◆ **Aim of the task**: Return the material word for word. Do not include pictures.

◆ **Records to process**:

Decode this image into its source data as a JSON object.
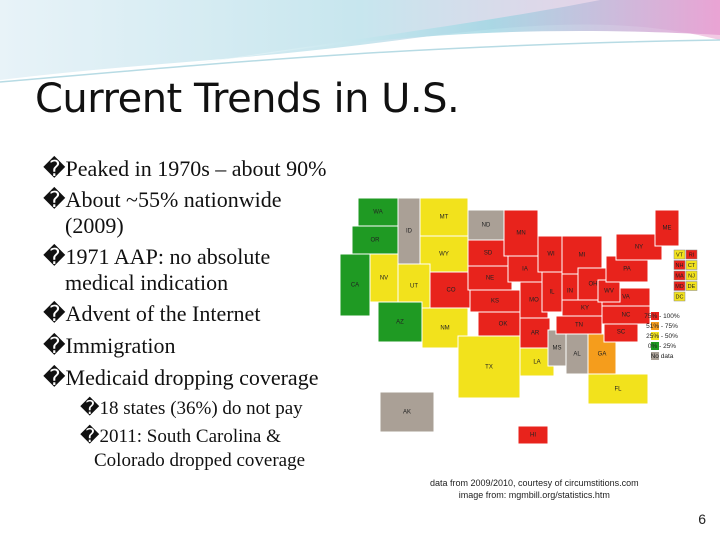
{
  "slide": {
    "title": "Current Trends in U.S.",
    "bullets": [
      {
        "lines": [
          "�Peaked in 1970s – about 90%"
        ]
      },
      {
        "lines": [
          "�About ~55% nationwide",
          "(2009)"
        ]
      },
      {
        "lines": [
          "�1971 AAP: no absolute",
          "medical indication"
        ]
      },
      {
        "lines": [
          "�Advent of the Internet"
        ]
      },
      {
        "lines": [
          "�Immigration"
        ]
      },
      {
        "lines": [
          "�Medicaid dropping coverage"
        ]
      }
    ],
    "sub_bullets": [
      {
        "lines": [
          "�18 states (36%) do not pay"
        ]
      },
      {
        "lines": [
          "�2011: South Carolina &",
          "Colorado dropped coverage"
        ]
      }
    ],
    "map": {
      "states": [
        {
          "label": "WA",
          "color": "#1f9a23"
        },
        {
          "label": "OR",
          "color": "#1f9a23"
        },
        {
          "label": "CA",
          "color": "#1f9a23"
        },
        {
          "label": "NV",
          "color": "#f2e21c"
        },
        {
          "label": "ID",
          "color": "#aaa096"
        },
        {
          "label": "MT",
          "color": "#f2e21c"
        },
        {
          "label": "WY",
          "color": "#f2e21c"
        },
        {
          "label": "UT",
          "color": "#f2e21c"
        },
        {
          "label": "AZ",
          "color": "#1f9a23"
        },
        {
          "label": "CO",
          "color": "#e8231c"
        },
        {
          "label": "NM",
          "color": "#f2e21c"
        },
        {
          "label": "ND",
          "color": "#aaa096"
        },
        {
          "label": "SD",
          "color": "#e8231c"
        },
        {
          "label": "NE",
          "color": "#e8231c"
        },
        {
          "label": "KS",
          "color": "#e8231c"
        },
        {
          "label": "OK",
          "color": "#e8231c"
        },
        {
          "label": "TX",
          "color": "#f2e21c"
        },
        {
          "label": "MN",
          "color": "#e8231c"
        },
        {
          "label": "IA",
          "color": "#e8231c"
        },
        {
          "label": "MO",
          "color": "#e8231c"
        },
        {
          "label": "AR",
          "color": "#e8231c"
        },
        {
          "label": "LA",
          "color": "#f2e21c"
        },
        {
          "label": "WI",
          "color": "#e8231c"
        },
        {
          "label": "IL",
          "color": "#e8231c"
        },
        {
          "label": "MS",
          "color": "#aaa096"
        },
        {
          "label": "MI",
          "color": "#e8231c"
        },
        {
          "label": "IN",
          "color": "#e8231c"
        },
        {
          "label": "KY",
          "color": "#e8231c"
        },
        {
          "label": "TN",
          "color": "#e8231c"
        },
        {
          "label": "AL",
          "color": "#aaa096"
        },
        {
          "label": "OH",
          "color": "#e8231c"
        },
        {
          "label": "GA",
          "color": "#f59d1c"
        },
        {
          "label": "FL",
          "color": "#f2e21c"
        },
        {
          "label": "SC",
          "color": "#e8231c"
        },
        {
          "label": "NC",
          "color": "#e8231c"
        },
        {
          "label": "VA",
          "color": "#e8231c"
        },
        {
          "label": "WV",
          "color": "#e8231c"
        },
        {
          "label": "PA",
          "color": "#e8231c"
        },
        {
          "label": "NY",
          "color": "#e8231c"
        },
        {
          "label": "ME",
          "color": "#e8231c"
        },
        {
          "label": "AK",
          "color": "#aaa096"
        },
        {
          "label": "HI",
          "color": "#e8231c"
        }
      ],
      "small_states": [
        {
          "label": "VT",
          "color": "#f2e21c"
        },
        {
          "label": "RI",
          "color": "#e8231c"
        },
        {
          "label": "NH",
          "color": "#e8231c"
        },
        {
          "label": "CT",
          "color": "#f2e21c"
        },
        {
          "label": "MA",
          "color": "#e8231c"
        },
        {
          "label": "NJ",
          "color": "#f2e21c"
        },
        {
          "label": "MD",
          "color": "#e8231c"
        },
        {
          "label": "DE",
          "color": "#f2e21c"
        },
        {
          "label": "DC",
          "color": "#f2e21c"
        }
      ],
      "legend": [
        {
          "label": "75% - 100%",
          "color": "#e8231c"
        },
        {
          "label": "51% - 75%",
          "color": "#f59d1c"
        },
        {
          "label": "25% - 50%",
          "color": "#f2e21c"
        },
        {
          "label": "0% - 25%",
          "color": "#1f9a23"
        },
        {
          "label": "No data",
          "color": "#aaa096"
        }
      ]
    },
    "source_lines": [
      "data from 2009/2010, courtesy of circumstitions.com",
      "image from: mgmbill.org/statistics.htm"
    ],
    "page_number": "6"
  }
}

◆ **Solution for this task**:
Decode this image into its source data as a JSON object.
{
  "slide": {
    "title": "Current Trends in U.S.",
    "bullets": [
      {
        "lines": [
          "�Peaked in 1970s – about 90%"
        ]
      },
      {
        "lines": [
          "�About ~55% nationwide",
          "(2009)"
        ]
      },
      {
        "lines": [
          "�1971 AAP: no absolute",
          "medical indication"
        ]
      },
      {
        "lines": [
          "�Advent of the Internet"
        ]
      },
      {
        "lines": [
          "�Immigration"
        ]
      },
      {
        "lines": [
          "�Medicaid dropping coverage"
        ]
      }
    ],
    "sub_bullets": [
      {
        "lines": [
          "�18 states (36%) do not pay"
        ]
      },
      {
        "lines": [
          "�2011: South Carolina &",
          "Colorado dropped coverage"
        ]
      }
    ],
    "map": {
      "states": [
        {
          "label": "WA",
          "color": "#1f9a23"
        },
        {
          "label": "OR",
          "color": "#1f9a23"
        },
        {
          "label": "CA",
          "color": "#1f9a23"
        },
        {
          "label": "NV",
          "color": "#f2e21c"
        },
        {
          "label": "ID",
          "color": "#aaa096"
        },
        {
          "label": "MT",
          "color": "#f2e21c"
        },
        {
          "label": "WY",
          "color": "#f2e21c"
        },
        {
          "label": "UT",
          "color": "#f2e21c"
        },
        {
          "label": "AZ",
          "color": "#1f9a23"
        },
        {
          "label": "CO",
          "color": "#e8231c"
        },
        {
          "label": "NM",
          "color": "#f2e21c"
        },
        {
          "label": "ND",
          "color": "#aaa096"
        },
        {
          "label": "SD",
          "color": "#e8231c"
        },
        {
          "label": "NE",
          "color": "#e8231c"
        },
        {
          "label": "KS",
          "color": "#e8231c"
        },
        {
          "label": "OK",
          "color": "#e8231c"
        },
        {
          "label": "TX",
          "color": "#f2e21c"
        },
        {
          "label": "MN",
          "color": "#e8231c"
        },
        {
          "label": "IA",
          "color": "#e8231c"
        },
        {
          "label": "MO",
          "color": "#e8231c"
        },
        {
          "label": "AR",
          "color": "#e8231c"
        },
        {
          "label": "LA",
          "color": "#f2e21c"
        },
        {
          "label": "WI",
          "color": "#e8231c"
        },
        {
          "label": "IL",
          "color": "#e8231c"
        },
        {
          "label": "MS",
          "color": "#aaa096"
        },
        {
          "label": "MI",
          "color": "#e8231c"
        },
        {
          "label": "IN",
          "color": "#e8231c"
        },
        {
          "label": "KY",
          "color": "#e8231c"
        },
        {
          "label": "TN",
          "color": "#e8231c"
        },
        {
          "label": "AL",
          "color": "#aaa096"
        },
        {
          "label": "OH",
          "color": "#e8231c"
        },
        {
          "label": "GA",
          "color": "#f59d1c"
        },
        {
          "label": "FL",
          "color": "#f2e21c"
        },
        {
          "label": "SC",
          "color": "#e8231c"
        },
        {
          "label": "NC",
          "color": "#e8231c"
        },
        {
          "label": "VA",
          "color": "#e8231c"
        },
        {
          "label": "WV",
          "color": "#e8231c"
        },
        {
          "label": "PA",
          "color": "#e8231c"
        },
        {
          "label": "NY",
          "color": "#e8231c"
        },
        {
          "label": "ME",
          "color": "#e8231c"
        },
        {
          "label": "AK",
          "color": "#aaa096"
        },
        {
          "label": "HI",
          "color": "#e8231c"
        }
      ],
      "small_states": [
        {
          "label": "VT",
          "color": "#f2e21c"
        },
        {
          "label": "RI",
          "color": "#e8231c"
        },
        {
          "label": "NH",
          "color": "#e8231c"
        },
        {
          "label": "CT",
          "color": "#f2e21c"
        },
        {
          "label": "MA",
          "color": "#e8231c"
        },
        {
          "label": "NJ",
          "color": "#f2e21c"
        },
        {
          "label": "MD",
          "color": "#e8231c"
        },
        {
          "label": "DE",
          "color": "#f2e21c"
        },
        {
          "label": "DC",
          "color": "#f2e21c"
        }
      ],
      "legend": [
        {
          "label": "75% - 100%",
          "color": "#e8231c"
        },
        {
          "label": "51% - 75%",
          "color": "#f59d1c"
        },
        {
          "label": "25% - 50%",
          "color": "#f2e21c"
        },
        {
          "label": "0% - 25%",
          "color": "#1f9a23"
        },
        {
          "label": "No data",
          "color": "#aaa096"
        }
      ]
    },
    "source_lines": [
      "data from 2009/2010, courtesy of circumstitions.com",
      "image from: mgmbill.org/statistics.htm"
    ],
    "page_number": "6"
  }
}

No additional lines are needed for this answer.